* begin LISTED ENTRIES *

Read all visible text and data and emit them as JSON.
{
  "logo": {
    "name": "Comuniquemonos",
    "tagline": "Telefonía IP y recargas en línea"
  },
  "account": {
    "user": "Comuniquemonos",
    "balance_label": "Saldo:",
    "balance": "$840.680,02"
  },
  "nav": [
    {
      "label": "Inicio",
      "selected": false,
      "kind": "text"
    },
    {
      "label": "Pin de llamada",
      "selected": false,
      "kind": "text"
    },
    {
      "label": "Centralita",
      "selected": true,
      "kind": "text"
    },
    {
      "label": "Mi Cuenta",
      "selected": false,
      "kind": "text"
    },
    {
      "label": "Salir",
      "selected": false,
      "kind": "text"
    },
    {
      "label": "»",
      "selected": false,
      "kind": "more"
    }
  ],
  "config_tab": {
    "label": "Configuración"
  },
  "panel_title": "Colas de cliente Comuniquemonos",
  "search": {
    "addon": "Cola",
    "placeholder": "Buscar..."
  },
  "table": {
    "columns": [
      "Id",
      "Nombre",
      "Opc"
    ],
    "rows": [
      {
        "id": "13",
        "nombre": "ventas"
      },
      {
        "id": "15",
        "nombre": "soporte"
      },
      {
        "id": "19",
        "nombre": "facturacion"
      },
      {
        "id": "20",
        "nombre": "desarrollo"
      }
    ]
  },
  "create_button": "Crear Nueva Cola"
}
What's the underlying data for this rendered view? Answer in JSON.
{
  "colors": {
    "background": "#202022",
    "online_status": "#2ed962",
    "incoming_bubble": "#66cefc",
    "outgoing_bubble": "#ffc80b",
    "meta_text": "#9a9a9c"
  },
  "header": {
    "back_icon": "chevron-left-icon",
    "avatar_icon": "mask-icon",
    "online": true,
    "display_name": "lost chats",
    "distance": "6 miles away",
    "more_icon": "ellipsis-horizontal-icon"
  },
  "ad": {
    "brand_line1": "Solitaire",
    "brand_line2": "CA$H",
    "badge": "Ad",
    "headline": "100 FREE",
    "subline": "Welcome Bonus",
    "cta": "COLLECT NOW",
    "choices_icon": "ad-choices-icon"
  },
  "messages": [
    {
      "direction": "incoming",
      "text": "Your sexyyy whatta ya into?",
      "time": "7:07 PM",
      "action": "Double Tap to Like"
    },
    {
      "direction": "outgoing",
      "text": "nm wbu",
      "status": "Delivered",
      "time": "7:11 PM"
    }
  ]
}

* end LISTED ENTRIES *

● WHAT THE TASK REQUIRES
Every line from the line containing "What's the underlying" to the last line of the material above must be repeated exactly, and no other line.

● WORKED SOLUTION
What's the underlying data for this rendered view? Answer in JSON.
{
  "colors": {
    "background": "#202022",
    "online_status": "#2ed962",
    "incoming_bubble": "#66cefc",
    "outgoing_bubble": "#ffc80b",
    "meta_text": "#9a9a9c"
  },
  "header": {
    "back_icon": "chevron-left-icon",
    "avatar_icon": "mask-icon",
    "online": true,
    "display_name": "lost chats",
    "distance": "6 miles away",
    "more_icon": "ellipsis-horizontal-icon"
  },
  "ad": {
    "brand_line1": "Solitaire",
    "brand_line2": "CA$H",
    "badge": "Ad",
    "headline": "100 FREE",
    "subline": "Welcome Bonus",
    "cta": "COLLECT NOW",
    "choices_icon": "ad-choices-icon"
  },
  "messages": [
    {
      "direction": "incoming",
      "text": "Your sexyyy whatta ya into?",
      "time": "7:07 PM",
      "action": "Double Tap to Like"
    },
    {
      "direction": "outgoing",
      "text": "nm wbu",
      "status": "Delivered",
      "time": "7:11 PM"
    }
  ]
}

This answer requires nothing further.